◆ What you should do
Below is a set of records. Repeat all of them exactly.

══ Given information ══

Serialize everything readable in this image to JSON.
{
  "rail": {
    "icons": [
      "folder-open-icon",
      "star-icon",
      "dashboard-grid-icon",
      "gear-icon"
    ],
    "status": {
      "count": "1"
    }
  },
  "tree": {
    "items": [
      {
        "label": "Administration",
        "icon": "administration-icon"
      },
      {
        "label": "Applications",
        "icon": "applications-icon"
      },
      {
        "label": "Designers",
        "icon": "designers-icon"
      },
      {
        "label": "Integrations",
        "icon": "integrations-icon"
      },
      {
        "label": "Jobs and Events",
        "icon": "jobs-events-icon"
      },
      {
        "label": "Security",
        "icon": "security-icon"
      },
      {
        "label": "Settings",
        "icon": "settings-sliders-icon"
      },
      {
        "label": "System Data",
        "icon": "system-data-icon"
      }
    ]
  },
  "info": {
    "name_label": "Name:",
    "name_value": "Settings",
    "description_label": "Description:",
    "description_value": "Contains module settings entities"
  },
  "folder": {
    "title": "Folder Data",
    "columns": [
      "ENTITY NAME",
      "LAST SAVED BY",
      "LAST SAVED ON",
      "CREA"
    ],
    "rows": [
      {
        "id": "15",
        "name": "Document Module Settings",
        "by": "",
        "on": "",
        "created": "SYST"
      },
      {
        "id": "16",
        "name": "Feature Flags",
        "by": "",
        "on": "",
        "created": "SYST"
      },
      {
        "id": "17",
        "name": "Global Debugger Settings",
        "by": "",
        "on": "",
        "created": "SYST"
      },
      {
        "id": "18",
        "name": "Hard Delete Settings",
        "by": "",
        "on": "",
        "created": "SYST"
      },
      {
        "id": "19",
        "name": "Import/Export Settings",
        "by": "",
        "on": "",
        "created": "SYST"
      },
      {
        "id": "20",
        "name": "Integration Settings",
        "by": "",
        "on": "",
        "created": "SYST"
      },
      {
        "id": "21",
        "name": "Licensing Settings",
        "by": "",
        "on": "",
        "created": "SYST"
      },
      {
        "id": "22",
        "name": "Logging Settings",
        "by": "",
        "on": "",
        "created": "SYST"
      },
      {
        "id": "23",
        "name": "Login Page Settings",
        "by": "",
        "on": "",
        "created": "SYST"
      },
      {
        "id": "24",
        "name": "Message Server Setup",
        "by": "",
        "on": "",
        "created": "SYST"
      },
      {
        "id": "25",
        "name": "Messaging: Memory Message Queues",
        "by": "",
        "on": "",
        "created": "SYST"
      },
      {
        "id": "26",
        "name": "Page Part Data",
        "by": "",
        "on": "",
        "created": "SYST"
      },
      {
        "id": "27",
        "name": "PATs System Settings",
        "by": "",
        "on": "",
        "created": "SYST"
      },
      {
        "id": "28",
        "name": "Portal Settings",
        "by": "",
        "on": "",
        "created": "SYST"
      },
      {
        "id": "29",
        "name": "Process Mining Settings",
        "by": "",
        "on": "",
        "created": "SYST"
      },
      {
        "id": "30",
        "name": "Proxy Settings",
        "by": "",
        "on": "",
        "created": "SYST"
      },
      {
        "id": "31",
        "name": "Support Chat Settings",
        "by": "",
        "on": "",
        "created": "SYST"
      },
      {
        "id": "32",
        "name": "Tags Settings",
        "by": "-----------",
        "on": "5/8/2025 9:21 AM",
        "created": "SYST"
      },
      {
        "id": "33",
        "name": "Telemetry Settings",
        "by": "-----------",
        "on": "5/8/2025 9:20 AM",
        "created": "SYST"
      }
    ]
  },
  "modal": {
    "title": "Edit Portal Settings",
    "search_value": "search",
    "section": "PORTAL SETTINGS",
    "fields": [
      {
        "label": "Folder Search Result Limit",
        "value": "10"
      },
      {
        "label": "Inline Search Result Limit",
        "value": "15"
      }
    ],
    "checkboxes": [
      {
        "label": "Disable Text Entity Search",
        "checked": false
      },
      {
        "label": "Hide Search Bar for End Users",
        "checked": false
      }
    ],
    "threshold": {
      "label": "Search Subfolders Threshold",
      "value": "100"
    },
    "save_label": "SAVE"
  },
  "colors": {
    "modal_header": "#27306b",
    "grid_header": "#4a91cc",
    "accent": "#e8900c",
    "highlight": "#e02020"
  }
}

═══

◆ Result of this exercise
Serialize everything readable in this image to JSON.
{
  "rail": {
    "icons": [
      "folder-open-icon",
      "star-icon",
      "dashboard-grid-icon",
      "gear-icon"
    ],
    "status": {
      "count": "1"
    }
  },
  "tree": {
    "items": [
      {
        "label": "Administration",
        "icon": "administration-icon"
      },
      {
        "label": "Applications",
        "icon": "applications-icon"
      },
      {
        "label": "Designers",
        "icon": "designers-icon"
      },
      {
        "label": "Integrations",
        "icon": "integrations-icon"
      },
      {
        "label": "Jobs and Events",
        "icon": "jobs-events-icon"
      },
      {
        "label": "Security",
        "icon": "security-icon"
      },
      {
        "label": "Settings",
        "icon": "settings-sliders-icon"
      },
      {
        "label": "System Data",
        "icon": "system-data-icon"
      }
    ]
  },
  "info": {
    "name_label": "Name:",
    "name_value": "Settings",
    "description_label": "Description:",
    "description_value": "Contains module settings entities"
  },
  "folder": {
    "title": "Folder Data",
    "columns": [
      "ENTITY NAME",
      "LAST SAVED BY",
      "LAST SAVED ON",
      "CREA"
    ],
    "rows": [
      {
        "id": "15",
        "name": "Document Module Settings",
        "by": "",
        "on": "",
        "created": "SYST"
      },
      {
        "id": "16",
        "name": "Feature Flags",
        "by": "",
        "on": "",
        "created": "SYST"
      },
      {
        "id": "17",
        "name": "Global Debugger Settings",
        "by": "",
        "on": "",
        "created": "SYST"
      },
      {
        "id": "18",
        "name": "Hard Delete Settings",
        "by": "",
        "on": "",
        "created": "SYST"
      },
      {
        "id": "19",
        "name": "Import/Export Settings",
        "by": "",
        "on": "",
        "created": "SYST"
      },
      {
        "id": "20",
        "name": "Integration Settings",
        "by": "",
        "on": "",
        "created": "SYST"
      },
      {
        "id": "21",
        "name": "Licensing Settings",
        "by": "",
        "on": "",
        "created": "SYST"
      },
      {
        "id": "22",
        "name": "Logging Settings",
        "by": "",
        "on": "",
        "created": "SYST"
      },
      {
        "id": "23",
        "name": "Login Page Settings",
        "by": "",
        "on": "",
        "created": "SYST"
      },
      {
        "id": "24",
        "name": "Message Server Setup",
        "by": "",
        "on": "",
        "created": "SYST"
      },
      {
        "id": "25",
        "name": "Messaging: Memory Message Queues",
        "by": "",
        "on": "",
        "created": "SYST"
      },
      {
        "id": "26",
        "name": "Page Part Data",
        "by": "",
        "on": "",
        "created": "SYST"
      },
      {
        "id": "27",
        "name": "PATs System Settings",
        "by": "",
        "on": "",
        "created": "SYST"
      },
      {
        "id": "28",
        "name": "Portal Settings",
        "by": "",
        "on": "",
        "created": "SYST"
      },
      {
        "id": "29",
        "name": "Process Mining Settings",
        "by": "",
        "on": "",
        "created": "SYST"
      },
      {
        "id": "30",
        "name": "Proxy Settings",
        "by": "",
        "on": "",
        "created": "SYST"
      },
      {
        "id": "31",
        "name": "Support Chat Settings",
        "by": "",
        "on": "",
        "created": "SYST"
      },
      {
        "id": "32",
        "name": "Tags Settings",
        "by": "-----------",
        "on": "5/8/2025 9:21 AM",
        "created": "SYST"
      },
      {
        "id": "33",
        "name": "Telemetry Settings",
        "by": "-----------",
        "on": "5/8/2025 9:20 AM",
        "created": "SYST"
      }
    ]
  },
  "modal": {
    "title": "Edit Portal Settings",
    "search_value": "search",
    "section": "PORTAL SETTINGS",
    "fields": [
      {
        "label": "Folder Search Result Limit",
        "value": "10"
      },
      {
        "label": "Inline Search Result Limit",
        "value": "15"
      }
    ],
    "checkboxes": [
      {
        "label": "Disable Text Entity Search",
        "checked": false
      },
      {
        "label": "Hide Search Bar for End Users",
        "checked": false
      }
    ],
    "threshold": {
      "label": "Search Subfolders Threshold",
      "value": "100"
    },
    "save_label": "SAVE"
  },
  "colors": {
    "modal_header": "#27306b",
    "grid_header": "#4a91cc",
    "accent": "#e8900c",
    "highlight": "#e02020"
  }
}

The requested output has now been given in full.